» ENTRIES PROVIDED
════
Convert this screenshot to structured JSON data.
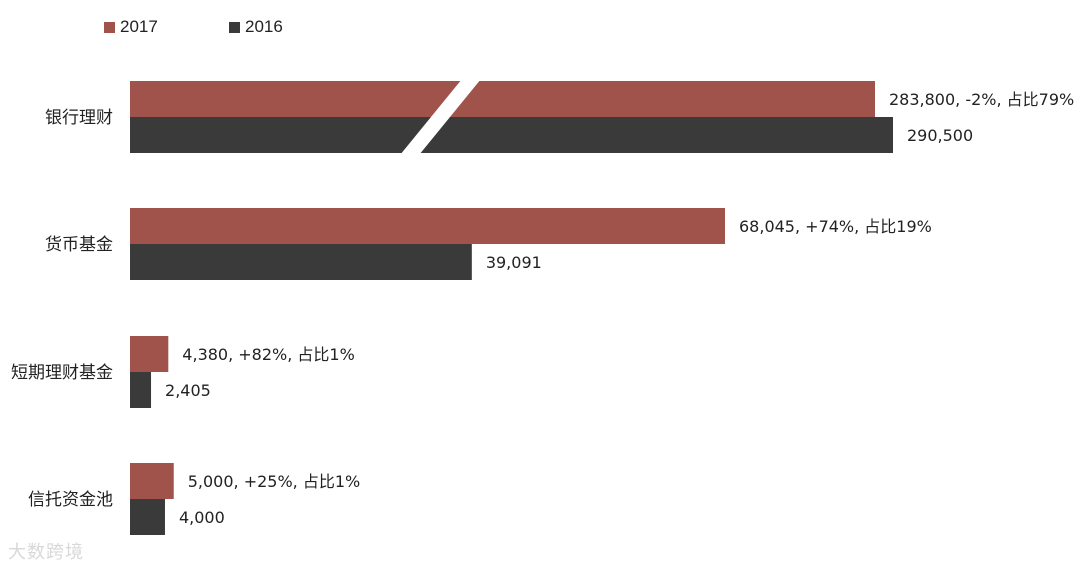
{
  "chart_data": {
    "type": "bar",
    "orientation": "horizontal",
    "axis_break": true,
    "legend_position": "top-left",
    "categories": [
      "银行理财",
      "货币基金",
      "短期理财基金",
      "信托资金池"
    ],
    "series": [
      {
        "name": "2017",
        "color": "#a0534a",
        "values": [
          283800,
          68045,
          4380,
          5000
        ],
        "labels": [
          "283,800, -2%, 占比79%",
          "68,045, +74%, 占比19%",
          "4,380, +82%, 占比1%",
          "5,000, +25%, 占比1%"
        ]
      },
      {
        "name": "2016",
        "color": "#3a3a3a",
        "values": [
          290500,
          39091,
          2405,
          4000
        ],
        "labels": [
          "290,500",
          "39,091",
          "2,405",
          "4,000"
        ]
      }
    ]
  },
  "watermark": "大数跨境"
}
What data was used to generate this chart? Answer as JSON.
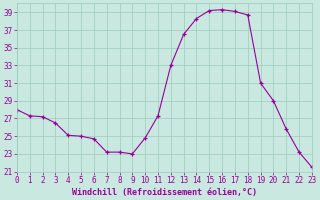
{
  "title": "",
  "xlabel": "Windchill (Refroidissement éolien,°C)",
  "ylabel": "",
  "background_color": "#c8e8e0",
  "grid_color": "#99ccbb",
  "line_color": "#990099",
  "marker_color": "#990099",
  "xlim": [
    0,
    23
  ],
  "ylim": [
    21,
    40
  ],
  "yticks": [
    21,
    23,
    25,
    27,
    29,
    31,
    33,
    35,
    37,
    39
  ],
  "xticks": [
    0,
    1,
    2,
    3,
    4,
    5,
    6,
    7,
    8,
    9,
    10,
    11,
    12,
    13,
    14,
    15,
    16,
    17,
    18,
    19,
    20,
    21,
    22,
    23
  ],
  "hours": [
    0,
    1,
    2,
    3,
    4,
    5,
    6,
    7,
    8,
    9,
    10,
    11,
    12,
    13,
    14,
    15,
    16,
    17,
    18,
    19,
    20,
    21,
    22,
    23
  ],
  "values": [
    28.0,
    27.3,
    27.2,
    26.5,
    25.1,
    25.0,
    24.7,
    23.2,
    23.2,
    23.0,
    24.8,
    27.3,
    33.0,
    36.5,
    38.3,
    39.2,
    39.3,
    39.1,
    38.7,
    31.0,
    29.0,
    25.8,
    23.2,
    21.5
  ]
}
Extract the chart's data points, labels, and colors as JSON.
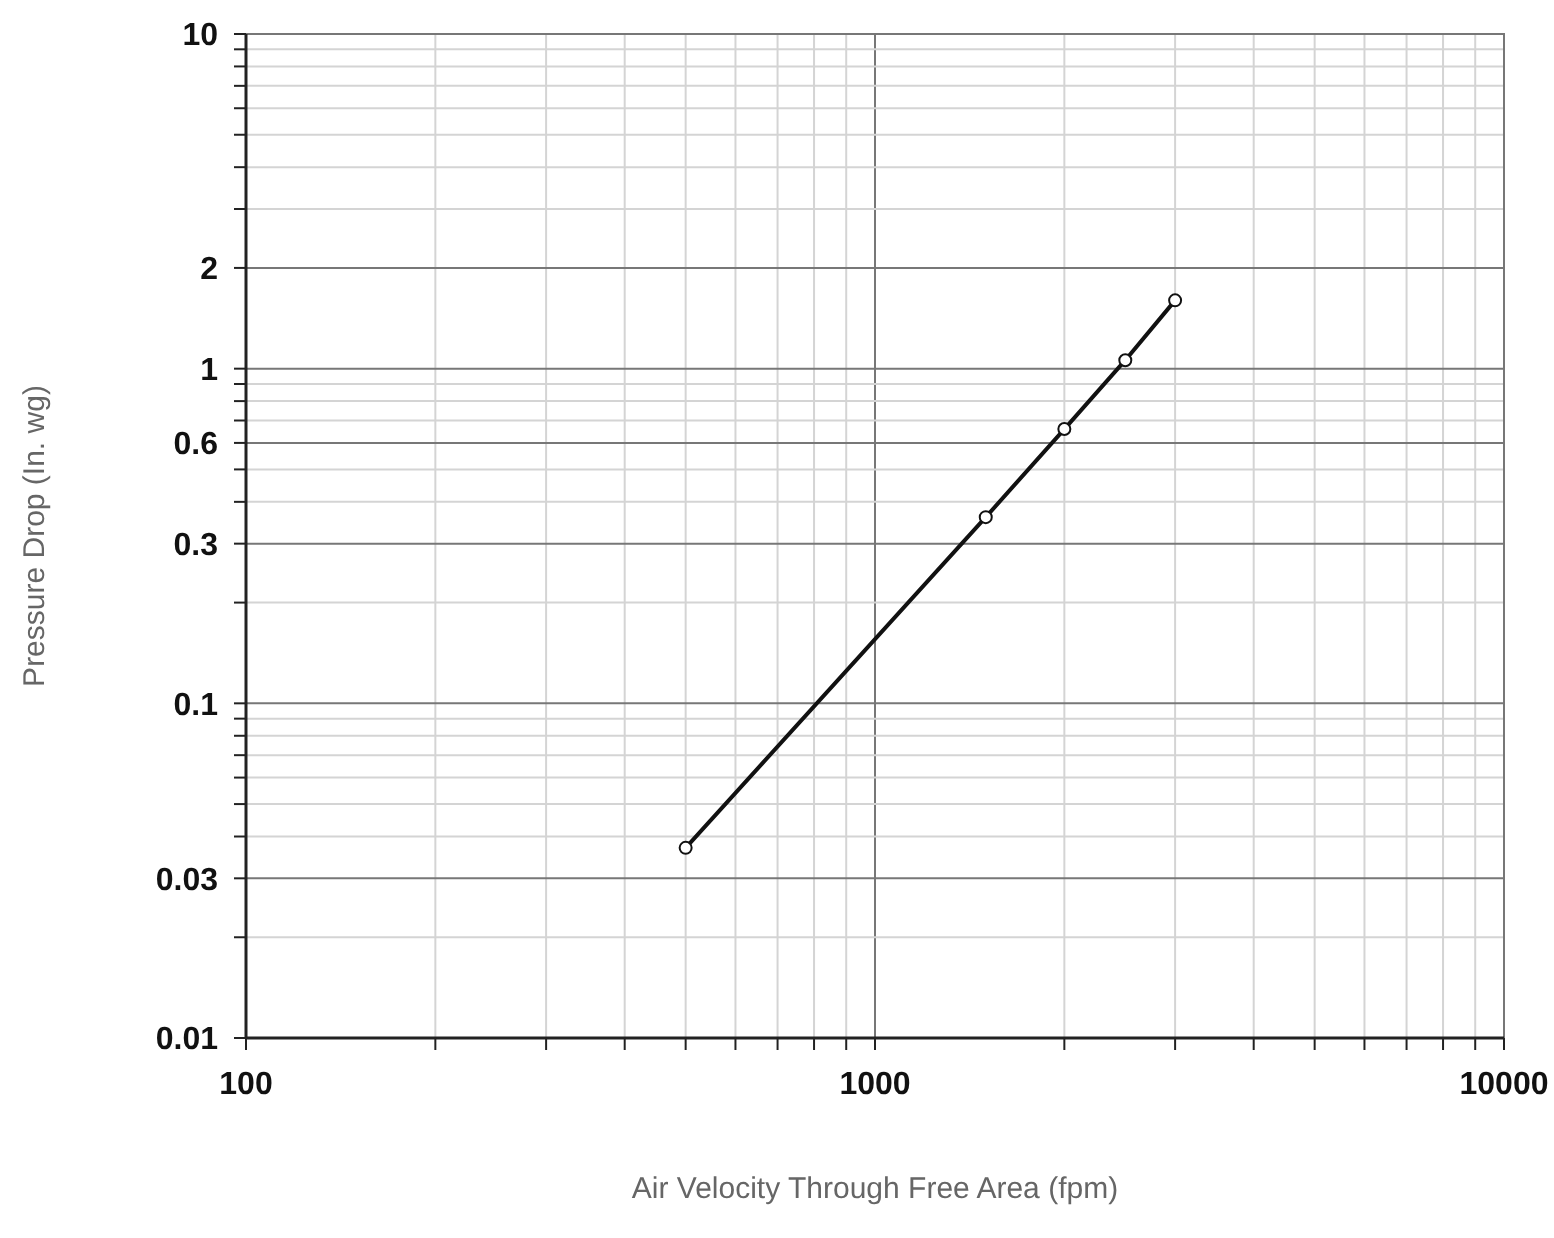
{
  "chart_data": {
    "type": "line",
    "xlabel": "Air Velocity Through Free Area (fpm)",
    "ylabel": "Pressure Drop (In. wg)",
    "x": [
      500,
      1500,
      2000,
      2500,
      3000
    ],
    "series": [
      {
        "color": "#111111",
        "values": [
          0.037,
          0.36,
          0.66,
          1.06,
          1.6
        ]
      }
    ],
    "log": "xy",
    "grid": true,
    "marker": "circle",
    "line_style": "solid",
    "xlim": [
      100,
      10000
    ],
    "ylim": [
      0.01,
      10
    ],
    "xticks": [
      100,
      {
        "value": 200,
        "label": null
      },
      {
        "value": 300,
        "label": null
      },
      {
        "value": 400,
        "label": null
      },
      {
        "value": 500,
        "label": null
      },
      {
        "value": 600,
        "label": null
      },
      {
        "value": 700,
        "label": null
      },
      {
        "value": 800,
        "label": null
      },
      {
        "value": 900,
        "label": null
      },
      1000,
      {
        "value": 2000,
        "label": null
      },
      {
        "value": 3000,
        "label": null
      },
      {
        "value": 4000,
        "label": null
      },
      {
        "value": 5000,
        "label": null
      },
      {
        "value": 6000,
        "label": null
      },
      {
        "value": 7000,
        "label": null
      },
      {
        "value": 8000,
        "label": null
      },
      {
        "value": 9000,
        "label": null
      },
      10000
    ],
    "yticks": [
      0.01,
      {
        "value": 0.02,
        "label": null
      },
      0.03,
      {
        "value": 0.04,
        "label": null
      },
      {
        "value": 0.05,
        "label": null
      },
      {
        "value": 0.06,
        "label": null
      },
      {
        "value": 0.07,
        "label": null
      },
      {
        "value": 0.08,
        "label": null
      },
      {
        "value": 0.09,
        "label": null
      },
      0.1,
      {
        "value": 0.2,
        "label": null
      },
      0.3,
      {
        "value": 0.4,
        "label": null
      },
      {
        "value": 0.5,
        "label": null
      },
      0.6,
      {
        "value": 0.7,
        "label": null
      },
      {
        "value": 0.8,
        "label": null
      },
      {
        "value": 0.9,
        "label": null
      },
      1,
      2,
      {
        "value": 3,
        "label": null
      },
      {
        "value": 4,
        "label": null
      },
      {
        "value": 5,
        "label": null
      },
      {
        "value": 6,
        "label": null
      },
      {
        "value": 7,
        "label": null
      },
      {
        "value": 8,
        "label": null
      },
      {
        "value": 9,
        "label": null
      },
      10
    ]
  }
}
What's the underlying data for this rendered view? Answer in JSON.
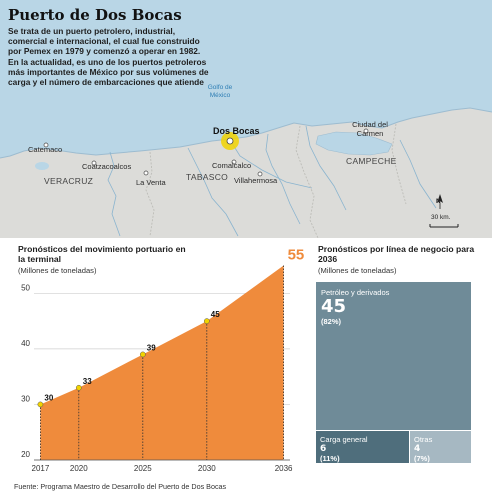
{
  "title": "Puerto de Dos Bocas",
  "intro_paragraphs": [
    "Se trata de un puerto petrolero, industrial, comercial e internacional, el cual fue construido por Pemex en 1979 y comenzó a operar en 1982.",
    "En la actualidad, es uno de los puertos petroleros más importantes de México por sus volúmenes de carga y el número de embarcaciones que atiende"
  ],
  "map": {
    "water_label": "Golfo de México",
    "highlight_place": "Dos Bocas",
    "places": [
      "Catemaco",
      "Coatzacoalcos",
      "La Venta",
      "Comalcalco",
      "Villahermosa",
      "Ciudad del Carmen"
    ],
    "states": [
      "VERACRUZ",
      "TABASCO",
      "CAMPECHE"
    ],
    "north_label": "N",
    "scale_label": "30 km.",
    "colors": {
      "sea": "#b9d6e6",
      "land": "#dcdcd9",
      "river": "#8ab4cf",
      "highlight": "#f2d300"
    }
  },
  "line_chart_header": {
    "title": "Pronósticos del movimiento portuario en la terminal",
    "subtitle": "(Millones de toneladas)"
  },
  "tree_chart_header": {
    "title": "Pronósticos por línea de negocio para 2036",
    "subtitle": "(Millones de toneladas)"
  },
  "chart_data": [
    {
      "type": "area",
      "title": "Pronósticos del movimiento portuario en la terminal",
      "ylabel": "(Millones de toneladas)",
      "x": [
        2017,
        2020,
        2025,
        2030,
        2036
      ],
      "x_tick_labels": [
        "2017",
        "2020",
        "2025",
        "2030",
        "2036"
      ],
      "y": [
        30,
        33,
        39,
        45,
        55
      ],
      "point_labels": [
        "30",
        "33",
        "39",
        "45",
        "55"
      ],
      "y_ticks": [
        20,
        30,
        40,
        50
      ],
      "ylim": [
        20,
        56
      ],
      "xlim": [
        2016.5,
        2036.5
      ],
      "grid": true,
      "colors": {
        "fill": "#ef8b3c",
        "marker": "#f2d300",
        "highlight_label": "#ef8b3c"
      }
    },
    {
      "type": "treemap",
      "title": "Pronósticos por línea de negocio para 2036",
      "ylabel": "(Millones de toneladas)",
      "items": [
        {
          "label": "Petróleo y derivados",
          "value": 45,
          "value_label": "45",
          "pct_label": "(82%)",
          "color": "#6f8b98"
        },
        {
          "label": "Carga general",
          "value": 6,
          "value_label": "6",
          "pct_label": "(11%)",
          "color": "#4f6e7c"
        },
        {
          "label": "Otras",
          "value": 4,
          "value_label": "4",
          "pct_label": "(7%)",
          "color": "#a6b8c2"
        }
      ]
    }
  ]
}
════
» TASK PROMPT
Without the pictures, transcribe the listing above exactly.

» FINISHED ANSWER
Convert this screenshot to structured JSON data.
{
  "chart_data": {
    "type": "bar",
    "orientation": "horizontal",
    "axis_break": true,
    "legend_position": "top-left",
    "categories": [
      "银行理财",
      "货币基金",
      "短期理财基金",
      "信托资金池"
    ],
    "series": [
      {
        "name": "2017",
        "color": "#a0534a",
        "values": [
          283800,
          68045,
          4380,
          5000
        ],
        "labels": [
          "283,800, -2%, 占比79%",
          "68,045, +74%, 占比19%",
          "4,380, +82%, 占比1%",
          "5,000, +25%, 占比1%"
        ]
      },
      {
        "name": "2016",
        "color": "#3a3a3a",
        "values": [
          290500,
          39091,
          2405,
          4000
        ],
        "labels": [
          "290,500",
          "39,091",
          "2,405",
          "4,000"
        ]
      }
    ]
  },
  "watermark": "大数跨境"
}
What data was used to generate this chart? Answer as JSON.
{
  "title": "",
  "xlabel": "Windchill (Refroidissement éolien,°C)",
  "ylabel": "",
  "background_color": "#c8e8e0",
  "grid_color": "#99ccbb",
  "line_color": "#990099",
  "marker_color": "#990099",
  "xlim": [
    0,
    23
  ],
  "ylim": [
    21,
    40
  ],
  "yticks": [
    21,
    23,
    25,
    27,
    29,
    31,
    33,
    35,
    37,
    39
  ],
  "xticks": [
    0,
    1,
    2,
    3,
    4,
    5,
    6,
    7,
    8,
    9,
    10,
    11,
    12,
    13,
    14,
    15,
    16,
    17,
    18,
    19,
    20,
    21,
    22,
    23
  ],
  "hours": [
    0,
    1,
    2,
    3,
    4,
    5,
    6,
    7,
    8,
    9,
    10,
    11,
    12,
    13,
    14,
    15,
    16,
    17,
    18,
    19,
    20,
    21,
    22,
    23
  ],
  "values": [
    28.0,
    27.3,
    27.2,
    26.5,
    25.1,
    25.0,
    24.7,
    23.2,
    23.2,
    23.0,
    24.8,
    27.3,
    33.0,
    36.5,
    38.3,
    39.2,
    39.3,
    39.1,
    38.7,
    31.0,
    29.0,
    25.8,
    23.2,
    21.5
  ]
}
Extract the chart's data points, labels, and colors as JSON.
{
  "chart_data": {
    "type": "line",
    "xlabel": "Air Velocity Through Free Area (fpm)",
    "ylabel": "Pressure Drop (In. wg)",
    "x": [
      500,
      1500,
      2000,
      2500,
      3000
    ],
    "series": [
      {
        "color": "#111111",
        "values": [
          0.037,
          0.36,
          0.66,
          1.06,
          1.6
        ]
      }
    ],
    "log": "xy",
    "grid": true,
    "marker": "circle",
    "line_style": "solid",
    "xlim": [
      100,
      10000
    ],
    "ylim": [
      0.01,
      10
    ],
    "xticks": [
      100,
      {
        "value": 200,
        "label": null
      },
      {
        "value": 300,
        "label": null
      },
      {
        "value": 400,
        "label": null
      },
      {
        "value": 500,
        "label": null
      },
      {
        "value": 600,
        "label": null
      },
      {
        "value": 700,
        "label": null
      },
      {
        "value": 800,
        "label": null
      },
      {
        "value": 900,
        "label": null
      },
      1000,
      {
        "value": 2000,
        "label": null
      },
      {
        "value": 3000,
        "label": null
      },
      {
        "value": 4000,
        "label": null
      },
      {
        "value": 5000,
        "label": null
      },
      {
        "value": 6000,
        "label": null
      },
      {
        "value": 7000,
        "label": null
      },
      {
        "value": 8000,
        "label": null
      },
      {
        "value": 9000,
        "label": null
      },
      10000
    ],
    "yticks": [
      0.01,
      {
        "value": 0.02,
        "label": null
      },
      0.03,
      {
        "value": 0.04,
        "label": null
      },
      {
        "value": 0.05,
        "label": null
      },
      {
        "value": 0.06,
        "label": null
      },
      {
        "value": 0.07,
        "label": null
      },
      {
        "value": 0.08,
        "label": null
      },
      {
        "value": 0.09,
        "label": null
      },
      0.1,
      {
        "value": 0.2,
        "label": null
      },
      0.3,
      {
        "value": 0.4,
        "label": null
      },
      {
        "value": 0.5,
        "label": null
      },
      0.6,
      {
        "value": 0.7,
        "label": null
      },
      {
        "value": 0.8,
        "label": null
      },
      {
        "value": 0.9,
        "label": null
      },
      1,
      2,
      {
        "value": 3,
        "label": null
      },
      {
        "value": 4,
        "label": null
      },
      {
        "value": 5,
        "label": null
      },
      {
        "value": 6,
        "label": null
      },
      {
        "value": 7,
        "label": null
      },
      {
        "value": 8,
        "label": null
      },
      {
        "value": 9,
        "label": null
      },
      10
    ]
  }
}
What's the underlying data for this rendered view? Answer in JSON.
{
  "title": "Puerto de Dos Bocas",
  "intro_paragraphs": [
    "Se trata de un puerto petrolero, industrial, comercial e internacional, el cual fue construido por Pemex en 1979 y comenzó a operar en 1982.",
    "En la actualidad, es uno de los puertos petroleros más importantes de México por sus volúmenes de carga y el número de embarcaciones que atiende"
  ],
  "map": {
    "water_label": "Golfo de México",
    "highlight_place": "Dos Bocas",
    "places": [
      "Catemaco",
      "Coatzacoalcos",
      "La Venta",
      "Comalcalco",
      "Villahermosa",
      "Ciudad del Carmen"
    ],
    "states": [
      "VERACRUZ",
      "TABASCO",
      "CAMPECHE"
    ],
    "north_label": "N",
    "scale_label": "30 km.",
    "colors": {
      "sea": "#b9d6e6",
      "land": "#dcdcd9",
      "river": "#8ab4cf",
      "highlight": "#f2d300"
    }
  },
  "line_chart_header": {
    "title": "Pronósticos del movimiento portuario en la terminal",
    "subtitle": "(Millones de toneladas)"
  },
  "tree_chart_header": {
    "title": "Pronósticos por línea de negocio para 2036",
    "subtitle": "(Millones de toneladas)"
  },
  "chart_data": [
    {
      "type": "area",
      "title": "Pronósticos del movimiento portuario en la terminal",
      "ylabel": "(Millones de toneladas)",
      "x": [
        2017,
        2020,
        2025,
        2030,
        2036
      ],
      "x_tick_labels": [
        "2017",
        "2020",
        "2025",
        "2030",
        "2036"
      ],
      "y": [
        30,
        33,
        39,
        45,
        55
      ],
      "point_labels": [
        "30",
        "33",
        "39",
        "45",
        "55"
      ],
      "y_ticks": [
        20,
        30,
        40,
        50
      ],
      "ylim": [
        20,
        56
      ],
      "xlim": [
        2016.5,
        2036.5
      ],
      "grid": true,
      "colors": {
        "fill": "#ef8b3c",
        "marker": "#f2d300",
        "highlight_label": "#ef8b3c"
      }
    },
    {
      "type": "treemap",
      "title": "Pronósticos por línea de negocio para 2036",
      "ylabel": "(Millones de toneladas)",
      "items": [
        {
          "label": "Petróleo y derivados",
          "value": 45,
          "value_label": "45",
          "pct_label": "(82%)",
          "color": "#6f8b98"
        },
        {
          "label": "Carga general",
          "value": 6,
          "value_label": "6",
          "pct_label": "(11%)",
          "color": "#4f6e7c"
        },
        {
          "label": "Otras",
          "value": 4,
          "value_label": "4",
          "pct_label": "(7%)",
          "color": "#a6b8c2"
        }
      ]
    }
  ]
}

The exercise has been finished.